Problem requirements:
Isolate every line in the data with the string "rune" and copy it.

Records provided:
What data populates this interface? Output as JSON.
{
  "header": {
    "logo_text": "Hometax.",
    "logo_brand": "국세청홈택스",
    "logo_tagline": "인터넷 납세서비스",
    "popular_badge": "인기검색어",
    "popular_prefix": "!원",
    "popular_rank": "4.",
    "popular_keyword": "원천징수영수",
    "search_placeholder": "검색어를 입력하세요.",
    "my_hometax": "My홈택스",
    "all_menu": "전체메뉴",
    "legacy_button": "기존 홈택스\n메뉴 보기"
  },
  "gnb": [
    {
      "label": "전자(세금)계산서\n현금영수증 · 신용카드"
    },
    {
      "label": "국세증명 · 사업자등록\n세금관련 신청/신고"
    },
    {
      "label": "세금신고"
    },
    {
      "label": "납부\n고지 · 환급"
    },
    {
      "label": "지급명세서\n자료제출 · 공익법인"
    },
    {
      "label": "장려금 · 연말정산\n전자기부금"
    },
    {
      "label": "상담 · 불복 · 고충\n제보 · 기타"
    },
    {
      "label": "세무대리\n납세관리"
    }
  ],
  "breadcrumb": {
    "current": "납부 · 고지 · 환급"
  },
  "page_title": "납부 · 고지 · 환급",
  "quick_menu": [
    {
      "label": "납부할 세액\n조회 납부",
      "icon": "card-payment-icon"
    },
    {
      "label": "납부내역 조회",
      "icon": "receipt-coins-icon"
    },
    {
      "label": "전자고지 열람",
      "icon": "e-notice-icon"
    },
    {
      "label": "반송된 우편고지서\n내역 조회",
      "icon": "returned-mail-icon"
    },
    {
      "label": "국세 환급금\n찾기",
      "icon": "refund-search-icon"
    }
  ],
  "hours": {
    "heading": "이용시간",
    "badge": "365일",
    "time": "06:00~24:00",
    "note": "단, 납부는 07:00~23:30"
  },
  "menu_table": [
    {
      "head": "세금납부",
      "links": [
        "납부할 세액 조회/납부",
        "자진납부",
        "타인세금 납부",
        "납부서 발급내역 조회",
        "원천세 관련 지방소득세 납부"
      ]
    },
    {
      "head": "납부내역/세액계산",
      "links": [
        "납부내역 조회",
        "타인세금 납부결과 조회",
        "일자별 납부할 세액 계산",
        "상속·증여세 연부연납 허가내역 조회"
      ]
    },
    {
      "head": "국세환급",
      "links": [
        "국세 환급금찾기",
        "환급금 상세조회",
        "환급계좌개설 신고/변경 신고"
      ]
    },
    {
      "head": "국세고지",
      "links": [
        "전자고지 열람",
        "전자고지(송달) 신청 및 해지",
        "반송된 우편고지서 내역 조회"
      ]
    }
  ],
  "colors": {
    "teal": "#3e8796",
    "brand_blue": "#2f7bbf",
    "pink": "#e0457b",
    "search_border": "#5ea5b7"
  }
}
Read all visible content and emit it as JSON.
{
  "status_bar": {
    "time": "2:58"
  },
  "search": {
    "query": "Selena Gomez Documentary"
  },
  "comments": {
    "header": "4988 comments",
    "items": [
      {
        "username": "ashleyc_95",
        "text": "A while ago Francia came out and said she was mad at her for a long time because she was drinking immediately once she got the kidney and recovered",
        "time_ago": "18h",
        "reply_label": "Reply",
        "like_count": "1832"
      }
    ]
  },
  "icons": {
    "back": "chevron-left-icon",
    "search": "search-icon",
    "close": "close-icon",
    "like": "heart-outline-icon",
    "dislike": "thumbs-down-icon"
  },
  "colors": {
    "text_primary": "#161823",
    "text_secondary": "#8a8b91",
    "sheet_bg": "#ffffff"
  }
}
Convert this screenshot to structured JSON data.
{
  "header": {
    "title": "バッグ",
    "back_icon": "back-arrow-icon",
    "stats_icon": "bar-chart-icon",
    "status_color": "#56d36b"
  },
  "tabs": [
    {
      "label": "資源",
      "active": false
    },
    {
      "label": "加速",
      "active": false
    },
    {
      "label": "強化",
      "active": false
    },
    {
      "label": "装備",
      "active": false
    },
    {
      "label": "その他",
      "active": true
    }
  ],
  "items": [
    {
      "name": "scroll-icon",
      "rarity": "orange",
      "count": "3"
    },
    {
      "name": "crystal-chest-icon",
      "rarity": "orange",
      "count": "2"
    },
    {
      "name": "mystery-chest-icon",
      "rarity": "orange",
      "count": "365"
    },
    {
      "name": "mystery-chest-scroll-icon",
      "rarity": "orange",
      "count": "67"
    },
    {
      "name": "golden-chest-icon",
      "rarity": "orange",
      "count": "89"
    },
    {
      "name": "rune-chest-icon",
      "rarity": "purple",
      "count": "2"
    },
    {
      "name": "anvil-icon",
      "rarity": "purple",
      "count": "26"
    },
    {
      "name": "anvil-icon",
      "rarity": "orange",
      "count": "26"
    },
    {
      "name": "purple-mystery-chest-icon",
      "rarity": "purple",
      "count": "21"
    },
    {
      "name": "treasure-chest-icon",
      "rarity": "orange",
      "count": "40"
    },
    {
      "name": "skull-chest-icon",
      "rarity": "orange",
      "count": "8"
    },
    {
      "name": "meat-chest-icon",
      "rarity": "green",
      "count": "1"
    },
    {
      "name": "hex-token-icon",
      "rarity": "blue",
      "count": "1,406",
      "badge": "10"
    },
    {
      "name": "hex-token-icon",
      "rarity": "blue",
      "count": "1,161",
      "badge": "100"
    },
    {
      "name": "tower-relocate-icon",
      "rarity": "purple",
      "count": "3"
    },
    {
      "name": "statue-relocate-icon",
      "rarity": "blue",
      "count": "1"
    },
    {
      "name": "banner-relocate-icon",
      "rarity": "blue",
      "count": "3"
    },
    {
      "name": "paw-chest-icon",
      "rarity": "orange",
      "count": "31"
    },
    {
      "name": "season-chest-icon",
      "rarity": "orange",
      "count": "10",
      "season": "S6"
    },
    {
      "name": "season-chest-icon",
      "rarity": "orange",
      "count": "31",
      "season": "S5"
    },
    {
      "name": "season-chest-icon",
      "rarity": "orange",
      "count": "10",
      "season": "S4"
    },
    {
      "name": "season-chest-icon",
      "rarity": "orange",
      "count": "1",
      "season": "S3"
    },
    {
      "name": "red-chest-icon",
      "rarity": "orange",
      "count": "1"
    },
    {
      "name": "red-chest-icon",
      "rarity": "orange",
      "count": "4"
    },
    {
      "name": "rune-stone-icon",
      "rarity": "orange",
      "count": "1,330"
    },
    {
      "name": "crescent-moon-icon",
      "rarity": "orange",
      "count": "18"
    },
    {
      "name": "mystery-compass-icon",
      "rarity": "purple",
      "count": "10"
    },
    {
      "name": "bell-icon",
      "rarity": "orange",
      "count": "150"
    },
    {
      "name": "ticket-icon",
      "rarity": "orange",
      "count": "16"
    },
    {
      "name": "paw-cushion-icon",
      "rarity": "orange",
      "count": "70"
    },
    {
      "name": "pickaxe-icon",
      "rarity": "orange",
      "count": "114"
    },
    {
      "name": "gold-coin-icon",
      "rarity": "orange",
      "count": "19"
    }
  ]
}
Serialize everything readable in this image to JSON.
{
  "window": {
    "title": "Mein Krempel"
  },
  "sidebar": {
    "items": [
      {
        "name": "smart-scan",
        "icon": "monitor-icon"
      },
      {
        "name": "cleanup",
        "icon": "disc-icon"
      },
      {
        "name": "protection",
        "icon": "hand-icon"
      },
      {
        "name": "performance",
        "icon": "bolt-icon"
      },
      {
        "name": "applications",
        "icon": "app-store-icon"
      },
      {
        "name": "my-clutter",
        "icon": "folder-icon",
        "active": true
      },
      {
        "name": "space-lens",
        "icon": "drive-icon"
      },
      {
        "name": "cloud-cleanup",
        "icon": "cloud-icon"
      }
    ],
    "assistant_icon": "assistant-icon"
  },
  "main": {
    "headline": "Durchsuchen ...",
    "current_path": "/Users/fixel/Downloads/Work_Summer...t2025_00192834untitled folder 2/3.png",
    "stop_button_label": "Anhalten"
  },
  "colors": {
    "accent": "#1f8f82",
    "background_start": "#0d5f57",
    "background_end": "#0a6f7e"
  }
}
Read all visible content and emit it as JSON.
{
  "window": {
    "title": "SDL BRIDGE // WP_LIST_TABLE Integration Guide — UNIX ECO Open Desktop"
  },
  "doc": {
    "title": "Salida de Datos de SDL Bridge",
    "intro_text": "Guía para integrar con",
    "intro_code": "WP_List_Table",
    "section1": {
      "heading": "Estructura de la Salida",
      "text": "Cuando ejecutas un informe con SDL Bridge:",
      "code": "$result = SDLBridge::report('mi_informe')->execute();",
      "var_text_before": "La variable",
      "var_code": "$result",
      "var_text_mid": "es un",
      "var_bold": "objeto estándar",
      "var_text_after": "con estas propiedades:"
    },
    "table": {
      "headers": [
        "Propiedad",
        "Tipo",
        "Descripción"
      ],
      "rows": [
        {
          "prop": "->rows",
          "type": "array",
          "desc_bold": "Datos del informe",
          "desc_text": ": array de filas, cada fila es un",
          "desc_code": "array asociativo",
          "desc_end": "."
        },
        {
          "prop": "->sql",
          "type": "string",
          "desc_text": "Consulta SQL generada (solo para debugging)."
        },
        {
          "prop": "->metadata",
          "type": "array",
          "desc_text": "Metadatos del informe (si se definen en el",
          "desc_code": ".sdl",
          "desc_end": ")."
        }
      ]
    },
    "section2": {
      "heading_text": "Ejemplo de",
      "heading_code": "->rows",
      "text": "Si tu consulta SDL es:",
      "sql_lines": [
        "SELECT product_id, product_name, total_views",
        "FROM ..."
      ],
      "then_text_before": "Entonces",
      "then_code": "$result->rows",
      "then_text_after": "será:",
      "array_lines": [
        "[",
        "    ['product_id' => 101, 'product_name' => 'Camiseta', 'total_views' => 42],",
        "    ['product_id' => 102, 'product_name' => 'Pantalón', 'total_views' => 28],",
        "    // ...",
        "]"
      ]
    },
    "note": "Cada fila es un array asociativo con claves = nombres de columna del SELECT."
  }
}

Complete answer:
      "name": "rune-chest-icon",
      "name": "rune-stone-icon",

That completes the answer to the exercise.